───── Exercise materials

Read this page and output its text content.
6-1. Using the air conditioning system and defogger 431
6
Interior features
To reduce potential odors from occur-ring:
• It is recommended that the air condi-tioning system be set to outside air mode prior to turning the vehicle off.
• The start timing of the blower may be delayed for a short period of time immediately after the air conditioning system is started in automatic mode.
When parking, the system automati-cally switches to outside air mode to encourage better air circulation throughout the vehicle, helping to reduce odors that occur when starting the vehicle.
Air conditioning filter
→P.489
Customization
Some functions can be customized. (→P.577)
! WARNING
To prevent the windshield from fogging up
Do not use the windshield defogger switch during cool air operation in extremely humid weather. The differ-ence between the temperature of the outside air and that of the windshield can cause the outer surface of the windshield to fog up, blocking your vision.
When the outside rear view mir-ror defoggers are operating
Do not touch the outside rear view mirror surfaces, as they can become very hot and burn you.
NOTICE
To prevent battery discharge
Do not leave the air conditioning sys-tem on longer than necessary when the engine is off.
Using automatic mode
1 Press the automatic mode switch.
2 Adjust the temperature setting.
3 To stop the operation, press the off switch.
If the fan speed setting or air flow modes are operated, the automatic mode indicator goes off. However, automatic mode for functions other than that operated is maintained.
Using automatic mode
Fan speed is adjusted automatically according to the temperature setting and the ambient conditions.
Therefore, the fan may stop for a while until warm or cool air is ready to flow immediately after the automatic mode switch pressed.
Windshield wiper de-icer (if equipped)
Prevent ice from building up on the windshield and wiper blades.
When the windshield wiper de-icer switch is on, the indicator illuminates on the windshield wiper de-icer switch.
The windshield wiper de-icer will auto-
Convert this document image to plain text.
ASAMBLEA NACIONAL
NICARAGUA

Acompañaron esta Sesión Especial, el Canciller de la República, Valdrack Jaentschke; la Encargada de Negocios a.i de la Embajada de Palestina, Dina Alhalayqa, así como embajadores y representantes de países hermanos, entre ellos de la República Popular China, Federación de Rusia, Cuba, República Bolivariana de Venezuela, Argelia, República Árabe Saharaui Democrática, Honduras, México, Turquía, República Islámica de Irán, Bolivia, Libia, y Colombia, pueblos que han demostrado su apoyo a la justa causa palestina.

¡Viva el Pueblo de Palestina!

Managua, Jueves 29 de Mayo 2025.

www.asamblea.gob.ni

──────────

Required work:
Every entry must be quoted exactly as it appears above.

Reply to the task:
Read this page and output its text content.
6-1. Using the air conditioning system and defogger 431
6
Interior features
To reduce potential odors from occur-ring:
• It is recommended that the air condi-tioning system be set to outside air mode prior to turning the vehicle off.
• The start timing of the blower may be delayed for a short period of time immediately after the air conditioning system is started in automatic mode.
When parking, the system automati-cally switches to outside air mode to encourage better air circulation throughout the vehicle, helping to reduce odors that occur when starting the vehicle.
Air conditioning filter
→P.489
Customization
Some functions can be customized. (→P.577)
! WARNING
To prevent the windshield from fogging up
Do not use the windshield defogger switch during cool air operation in extremely humid weather. The differ-ence between the temperature of the outside air and that of the windshield can cause the outer surface of the windshield to fog up, blocking your vision.
When the outside rear view mir-ror defoggers are operating
Do not touch the outside rear view mirror surfaces, as they can become very hot and burn you.
NOTICE
To prevent battery discharge
Do not leave the air conditioning sys-tem on longer than necessary when the engine is off.
Using automatic mode
1 Press the automatic mode switch.
2 Adjust the temperature setting.
3 To stop the operation, press the off switch.
If the fan speed setting or air flow modes are operated, the automatic mode indicator goes off. However, automatic mode for functions other than that operated is maintained.
Using automatic mode
Fan speed is adjusted automatically according to the temperature setting and the ambient conditions.
Therefore, the fan may stop for a while until warm or cool air is ready to flow immediately after the automatic mode switch pressed.
Windshield wiper de-icer (if equipped)
Prevent ice from building up on the windshield and wiper blades.
When the windshield wiper de-icer switch is on, the indicator illuminates on the windshield wiper de-icer switch.
The windshield wiper de-icer will auto-
Convert this document image to plain text.
ASAMBLEA NACIONAL
NICARAGUA

Acompañaron esta Sesión Especial, el Canciller de la República, Valdrack Jaentschke; la Encargada de Negocios a.i de la Embajada de Palestina, Dina Alhalayqa, así como embajadores y representantes de países hermanos, entre ellos de la República Popular China, Federación de Rusia, Cuba, República Bolivariana de Venezuela, Argelia, República Árabe Saharaui Democrática, Honduras, México, Turquía, República Islámica de Irán, Bolivia, Libia, y Colombia, pueblos que han demostrado su apoyo a la justa causa palestina.

¡Viva el Pueblo de Palestina!

Managua, Jueves 29 de Mayo 2025.

www.asamblea.gob.ni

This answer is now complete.